_Instruction_.
Repeat each line word for word.

_Input material_.
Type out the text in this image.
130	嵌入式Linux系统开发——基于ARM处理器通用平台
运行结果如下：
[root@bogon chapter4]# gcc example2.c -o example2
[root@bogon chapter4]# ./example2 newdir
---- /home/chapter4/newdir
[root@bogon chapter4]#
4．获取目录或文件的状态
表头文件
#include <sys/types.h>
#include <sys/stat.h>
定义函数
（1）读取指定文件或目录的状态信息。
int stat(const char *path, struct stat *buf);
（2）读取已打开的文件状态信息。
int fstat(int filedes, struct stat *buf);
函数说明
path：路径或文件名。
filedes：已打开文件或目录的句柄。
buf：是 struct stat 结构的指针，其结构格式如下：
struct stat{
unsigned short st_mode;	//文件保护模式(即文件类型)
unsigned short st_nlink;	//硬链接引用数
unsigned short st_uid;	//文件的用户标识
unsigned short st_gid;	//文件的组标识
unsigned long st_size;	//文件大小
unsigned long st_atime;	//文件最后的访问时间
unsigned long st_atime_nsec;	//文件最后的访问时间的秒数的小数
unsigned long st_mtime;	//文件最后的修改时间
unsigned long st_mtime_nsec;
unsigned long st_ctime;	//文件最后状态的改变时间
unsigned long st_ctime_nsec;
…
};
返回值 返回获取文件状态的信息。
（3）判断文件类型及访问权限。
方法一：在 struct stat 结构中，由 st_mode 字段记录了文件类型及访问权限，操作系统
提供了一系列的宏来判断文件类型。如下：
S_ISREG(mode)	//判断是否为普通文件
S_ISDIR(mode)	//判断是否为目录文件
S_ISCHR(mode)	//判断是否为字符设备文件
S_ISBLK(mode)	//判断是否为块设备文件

_Reply to the exercise_.
Type out the text in this image.
130	嵌入式Linux系统开发——基于ARM处理器通用平台
运行结果如下：
[root@bogon chapter4]# gcc example2.c -o example2
[root@bogon chapter4]# ./example2 newdir
---- /home/chapter4/newdir
[root@bogon chapter4]#
4．获取目录或文件的状态
表头文件
#include <sys/types.h>
#include <sys/stat.h>
定义函数
（1）读取指定文件或目录的状态信息。
int stat(const char *path, struct stat *buf);
（2）读取已打开的文件状态信息。
int fstat(int filedes, struct stat *buf);
函数说明
path：路径或文件名。
filedes：已打开文件或目录的句柄。
buf：是 struct stat 结构的指针，其结构格式如下：
struct stat{
unsigned short st_mode;	//文件保护模式(即文件类型)
unsigned short st_nlink;	//硬链接引用数
unsigned short st_uid;	//文件的用户标识
unsigned short st_gid;	//文件的组标识
unsigned long st_size;	//文件大小
unsigned long st_atime;	//文件最后的访问时间
unsigned long st_atime_nsec;	//文件最后的访问时间的秒数的小数
unsigned long st_mtime;	//文件最后的修改时间
unsigned long st_mtime_nsec;
unsigned long st_ctime;	//文件最后状态的改变时间
unsigned long st_ctime_nsec;
…
};
返回值 返回获取文件状态的信息。
（3）判断文件类型及访问权限。
方法一：在 struct stat 结构中，由 st_mode 字段记录了文件类型及访问权限，操作系统
提供了一系列的宏来判断文件类型。如下：
S_ISREG(mode)	//判断是否为普通文件
S_ISDIR(mode)	//判断是否为目录文件
S_ISCHR(mode)	//判断是否为字符设备文件
S_ISBLK(mode)	//判断是否为块设备文件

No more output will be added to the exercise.